§ **AVAILABLE RECORDS**
........

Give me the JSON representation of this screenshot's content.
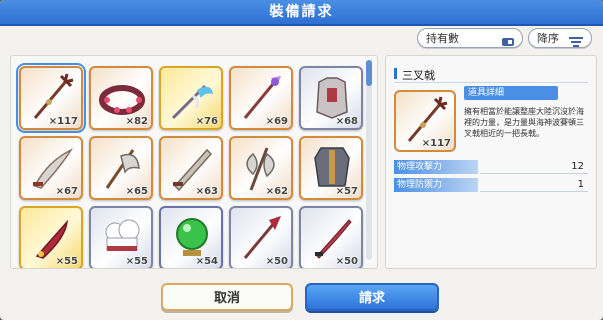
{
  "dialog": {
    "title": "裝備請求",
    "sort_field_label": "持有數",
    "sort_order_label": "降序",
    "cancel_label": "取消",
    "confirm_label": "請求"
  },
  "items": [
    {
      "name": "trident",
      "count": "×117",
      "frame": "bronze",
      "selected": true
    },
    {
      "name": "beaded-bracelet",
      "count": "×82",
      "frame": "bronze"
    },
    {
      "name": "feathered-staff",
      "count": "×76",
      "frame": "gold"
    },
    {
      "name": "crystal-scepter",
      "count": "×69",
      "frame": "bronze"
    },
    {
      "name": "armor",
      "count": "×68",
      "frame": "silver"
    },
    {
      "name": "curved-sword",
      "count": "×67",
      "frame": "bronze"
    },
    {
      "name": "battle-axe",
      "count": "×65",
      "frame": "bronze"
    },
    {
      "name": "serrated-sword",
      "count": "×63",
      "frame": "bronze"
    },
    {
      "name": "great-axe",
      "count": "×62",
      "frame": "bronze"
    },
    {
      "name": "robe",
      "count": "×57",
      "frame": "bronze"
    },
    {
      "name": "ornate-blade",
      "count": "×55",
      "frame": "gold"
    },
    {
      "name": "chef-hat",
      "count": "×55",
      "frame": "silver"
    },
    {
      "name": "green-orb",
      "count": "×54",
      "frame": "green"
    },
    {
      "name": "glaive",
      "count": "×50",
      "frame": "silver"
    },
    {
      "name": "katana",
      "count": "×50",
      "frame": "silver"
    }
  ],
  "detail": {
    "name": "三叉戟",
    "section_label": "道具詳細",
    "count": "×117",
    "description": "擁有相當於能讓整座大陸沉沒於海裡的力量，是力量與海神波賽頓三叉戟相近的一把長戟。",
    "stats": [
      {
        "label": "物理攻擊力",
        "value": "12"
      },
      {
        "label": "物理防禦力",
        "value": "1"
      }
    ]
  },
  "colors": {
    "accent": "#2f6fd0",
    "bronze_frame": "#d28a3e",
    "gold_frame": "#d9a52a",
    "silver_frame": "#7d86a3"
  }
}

........

§ **TASK TO COMPLETE**
Write out all the entries again, word for word, and print no images.

§ **EXPECTED OUTPUT**
Give me the JSON representation of this screenshot's content.
{
  "dialog": {
    "title": "裝備請求",
    "sort_field_label": "持有數",
    "sort_order_label": "降序",
    "cancel_label": "取消",
    "confirm_label": "請求"
  },
  "items": [
    {
      "name": "trident",
      "count": "×117",
      "frame": "bronze",
      "selected": true
    },
    {
      "name": "beaded-bracelet",
      "count": "×82",
      "frame": "bronze"
    },
    {
      "name": "feathered-staff",
      "count": "×76",
      "frame": "gold"
    },
    {
      "name": "crystal-scepter",
      "count": "×69",
      "frame": "bronze"
    },
    {
      "name": "armor",
      "count": "×68",
      "frame": "silver"
    },
    {
      "name": "curved-sword",
      "count": "×67",
      "frame": "bronze"
    },
    {
      "name": "battle-axe",
      "count": "×65",
      "frame": "bronze"
    },
    {
      "name": "serrated-sword",
      "count": "×63",
      "frame": "bronze"
    },
    {
      "name": "great-axe",
      "count": "×62",
      "frame": "bronze"
    },
    {
      "name": "robe",
      "count": "×57",
      "frame": "bronze"
    },
    {
      "name": "ornate-blade",
      "count": "×55",
      "frame": "gold"
    },
    {
      "name": "chef-hat",
      "count": "×55",
      "frame": "silver"
    },
    {
      "name": "green-orb",
      "count": "×54",
      "frame": "green"
    },
    {
      "name": "glaive",
      "count": "×50",
      "frame": "silver"
    },
    {
      "name": "katana",
      "count": "×50",
      "frame": "silver"
    }
  ],
  "detail": {
    "name": "三叉戟",
    "section_label": "道具詳細",
    "count": "×117",
    "description": "擁有相當於能讓整座大陸沉沒於海裡的力量，是力量與海神波賽頓三叉戟相近的一把長戟。",
    "stats": [
      {
        "label": "物理攻擊力",
        "value": "12"
      },
      {
        "label": "物理防禦力",
        "value": "1"
      }
    ]
  },
  "colors": {
    "accent": "#2f6fd0",
    "bronze_frame": "#d28a3e",
    "gold_frame": "#d9a52a",
    "silver_frame": "#7d86a3"
  }
}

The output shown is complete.